▸ Problem description:
Copy, in full, each line of the material that holds the word "formation".

--- BEGIN Data records ---

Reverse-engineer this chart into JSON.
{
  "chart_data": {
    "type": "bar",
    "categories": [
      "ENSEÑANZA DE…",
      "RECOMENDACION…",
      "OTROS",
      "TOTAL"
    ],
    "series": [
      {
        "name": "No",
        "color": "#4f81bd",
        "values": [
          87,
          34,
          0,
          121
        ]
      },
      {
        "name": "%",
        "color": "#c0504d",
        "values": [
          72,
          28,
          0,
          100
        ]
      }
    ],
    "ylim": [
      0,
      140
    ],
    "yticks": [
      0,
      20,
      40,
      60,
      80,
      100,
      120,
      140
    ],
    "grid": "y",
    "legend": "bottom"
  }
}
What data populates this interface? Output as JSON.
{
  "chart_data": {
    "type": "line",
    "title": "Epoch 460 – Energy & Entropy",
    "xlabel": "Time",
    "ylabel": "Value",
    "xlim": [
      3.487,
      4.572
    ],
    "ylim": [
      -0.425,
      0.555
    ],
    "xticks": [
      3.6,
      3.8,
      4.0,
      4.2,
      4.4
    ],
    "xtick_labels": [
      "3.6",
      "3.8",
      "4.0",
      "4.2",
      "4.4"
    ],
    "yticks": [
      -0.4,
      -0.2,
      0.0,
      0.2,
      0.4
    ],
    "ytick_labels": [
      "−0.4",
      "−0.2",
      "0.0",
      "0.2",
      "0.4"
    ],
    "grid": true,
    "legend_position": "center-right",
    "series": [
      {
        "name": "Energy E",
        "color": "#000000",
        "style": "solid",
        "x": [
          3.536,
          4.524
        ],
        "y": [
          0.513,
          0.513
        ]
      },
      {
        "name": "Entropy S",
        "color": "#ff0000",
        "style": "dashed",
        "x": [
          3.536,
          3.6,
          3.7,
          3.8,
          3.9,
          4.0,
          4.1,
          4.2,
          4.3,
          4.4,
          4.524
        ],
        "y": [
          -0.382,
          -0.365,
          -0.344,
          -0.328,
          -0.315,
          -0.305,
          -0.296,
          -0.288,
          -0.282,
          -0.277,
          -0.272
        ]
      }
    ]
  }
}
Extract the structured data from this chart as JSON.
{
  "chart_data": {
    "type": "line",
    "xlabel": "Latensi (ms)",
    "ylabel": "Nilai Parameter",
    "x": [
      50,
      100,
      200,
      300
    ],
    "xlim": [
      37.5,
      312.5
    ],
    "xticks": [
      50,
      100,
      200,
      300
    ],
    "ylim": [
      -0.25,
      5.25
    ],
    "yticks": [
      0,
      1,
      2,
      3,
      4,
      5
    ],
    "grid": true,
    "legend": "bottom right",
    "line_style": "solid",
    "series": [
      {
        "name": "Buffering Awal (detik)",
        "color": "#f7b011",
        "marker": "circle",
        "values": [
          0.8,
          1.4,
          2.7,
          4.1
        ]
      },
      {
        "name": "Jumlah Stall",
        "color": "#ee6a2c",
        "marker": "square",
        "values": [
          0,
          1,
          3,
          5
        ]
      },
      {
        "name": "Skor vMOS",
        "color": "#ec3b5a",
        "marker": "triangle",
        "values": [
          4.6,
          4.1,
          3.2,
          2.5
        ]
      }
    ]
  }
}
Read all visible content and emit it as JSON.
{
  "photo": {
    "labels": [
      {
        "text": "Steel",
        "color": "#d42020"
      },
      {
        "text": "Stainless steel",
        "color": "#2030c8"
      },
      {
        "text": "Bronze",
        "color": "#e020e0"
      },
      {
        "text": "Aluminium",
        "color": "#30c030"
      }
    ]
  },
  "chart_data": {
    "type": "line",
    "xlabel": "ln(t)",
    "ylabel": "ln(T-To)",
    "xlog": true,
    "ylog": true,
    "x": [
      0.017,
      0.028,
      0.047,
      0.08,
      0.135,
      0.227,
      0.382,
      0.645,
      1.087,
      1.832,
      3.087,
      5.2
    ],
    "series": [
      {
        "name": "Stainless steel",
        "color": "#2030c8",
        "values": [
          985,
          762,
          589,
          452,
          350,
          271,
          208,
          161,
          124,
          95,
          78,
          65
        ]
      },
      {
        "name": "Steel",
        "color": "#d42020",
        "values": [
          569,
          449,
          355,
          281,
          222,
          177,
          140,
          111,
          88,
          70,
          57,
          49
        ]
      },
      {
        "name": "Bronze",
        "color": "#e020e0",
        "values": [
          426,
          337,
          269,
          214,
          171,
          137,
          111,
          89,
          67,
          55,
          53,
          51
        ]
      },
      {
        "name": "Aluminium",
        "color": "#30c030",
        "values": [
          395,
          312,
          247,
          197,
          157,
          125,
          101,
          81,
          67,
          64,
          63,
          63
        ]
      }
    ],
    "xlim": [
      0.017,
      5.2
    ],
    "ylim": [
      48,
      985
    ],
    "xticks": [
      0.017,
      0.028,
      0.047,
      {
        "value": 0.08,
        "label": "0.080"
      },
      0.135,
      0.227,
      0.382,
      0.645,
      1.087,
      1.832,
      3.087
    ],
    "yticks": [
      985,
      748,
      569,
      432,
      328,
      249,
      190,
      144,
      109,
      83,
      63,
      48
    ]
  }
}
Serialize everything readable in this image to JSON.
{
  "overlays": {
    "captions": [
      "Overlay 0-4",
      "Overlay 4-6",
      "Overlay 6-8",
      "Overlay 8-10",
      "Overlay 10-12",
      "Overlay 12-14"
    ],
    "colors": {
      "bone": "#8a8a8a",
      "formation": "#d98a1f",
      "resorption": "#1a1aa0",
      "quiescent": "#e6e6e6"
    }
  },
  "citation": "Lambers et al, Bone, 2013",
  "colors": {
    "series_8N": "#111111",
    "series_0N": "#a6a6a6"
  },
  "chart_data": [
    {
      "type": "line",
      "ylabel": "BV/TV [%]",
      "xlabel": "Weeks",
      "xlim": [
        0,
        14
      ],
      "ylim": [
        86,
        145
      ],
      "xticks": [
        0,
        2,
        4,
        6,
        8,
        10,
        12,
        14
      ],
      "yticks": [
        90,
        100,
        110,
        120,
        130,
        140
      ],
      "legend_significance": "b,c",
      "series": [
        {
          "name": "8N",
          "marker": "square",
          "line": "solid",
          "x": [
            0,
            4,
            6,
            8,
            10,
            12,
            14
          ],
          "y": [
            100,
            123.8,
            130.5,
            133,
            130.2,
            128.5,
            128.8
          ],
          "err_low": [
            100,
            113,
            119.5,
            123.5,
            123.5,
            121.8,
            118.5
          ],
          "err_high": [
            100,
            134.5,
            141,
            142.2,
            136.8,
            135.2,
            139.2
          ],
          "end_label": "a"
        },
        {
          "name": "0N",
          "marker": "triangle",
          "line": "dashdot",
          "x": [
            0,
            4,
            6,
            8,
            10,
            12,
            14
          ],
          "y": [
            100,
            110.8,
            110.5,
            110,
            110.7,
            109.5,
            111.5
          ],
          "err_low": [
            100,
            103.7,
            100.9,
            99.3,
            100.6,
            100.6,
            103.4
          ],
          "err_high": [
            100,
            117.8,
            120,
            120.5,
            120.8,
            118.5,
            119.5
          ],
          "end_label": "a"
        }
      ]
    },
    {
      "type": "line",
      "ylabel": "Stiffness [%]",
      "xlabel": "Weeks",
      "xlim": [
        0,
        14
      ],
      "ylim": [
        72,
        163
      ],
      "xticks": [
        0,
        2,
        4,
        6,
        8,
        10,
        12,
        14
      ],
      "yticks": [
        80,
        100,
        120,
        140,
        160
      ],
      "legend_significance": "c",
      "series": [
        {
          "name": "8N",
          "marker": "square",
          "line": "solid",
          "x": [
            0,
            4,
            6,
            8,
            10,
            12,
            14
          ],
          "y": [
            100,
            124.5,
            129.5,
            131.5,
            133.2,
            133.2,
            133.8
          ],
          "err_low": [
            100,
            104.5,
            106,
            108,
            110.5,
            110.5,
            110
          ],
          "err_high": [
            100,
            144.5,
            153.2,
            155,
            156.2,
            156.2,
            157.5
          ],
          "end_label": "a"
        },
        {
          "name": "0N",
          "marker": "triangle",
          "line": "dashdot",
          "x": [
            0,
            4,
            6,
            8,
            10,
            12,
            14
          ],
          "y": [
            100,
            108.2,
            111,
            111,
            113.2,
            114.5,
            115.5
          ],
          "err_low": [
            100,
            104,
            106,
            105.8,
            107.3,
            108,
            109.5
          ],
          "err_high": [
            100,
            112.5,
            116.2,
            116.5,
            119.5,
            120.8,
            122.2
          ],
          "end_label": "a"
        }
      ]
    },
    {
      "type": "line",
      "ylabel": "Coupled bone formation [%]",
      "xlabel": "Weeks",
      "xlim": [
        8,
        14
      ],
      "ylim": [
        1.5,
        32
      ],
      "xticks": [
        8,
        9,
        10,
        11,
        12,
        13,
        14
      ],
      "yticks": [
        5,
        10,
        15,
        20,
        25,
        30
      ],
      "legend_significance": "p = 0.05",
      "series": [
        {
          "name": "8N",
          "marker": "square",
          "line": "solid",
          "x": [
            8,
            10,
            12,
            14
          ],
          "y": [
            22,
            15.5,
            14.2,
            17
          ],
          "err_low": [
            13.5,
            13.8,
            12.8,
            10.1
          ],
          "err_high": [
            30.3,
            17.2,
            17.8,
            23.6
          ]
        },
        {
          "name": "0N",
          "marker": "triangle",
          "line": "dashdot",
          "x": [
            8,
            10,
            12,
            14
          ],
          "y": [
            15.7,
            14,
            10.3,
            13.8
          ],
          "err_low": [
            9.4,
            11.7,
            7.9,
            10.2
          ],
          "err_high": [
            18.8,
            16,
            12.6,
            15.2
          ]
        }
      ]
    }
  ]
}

--- END Data records ---

▸ Problem solution:
      "formation": "#d98a1f",
      "ylabel": "Coupled bone formation [%]",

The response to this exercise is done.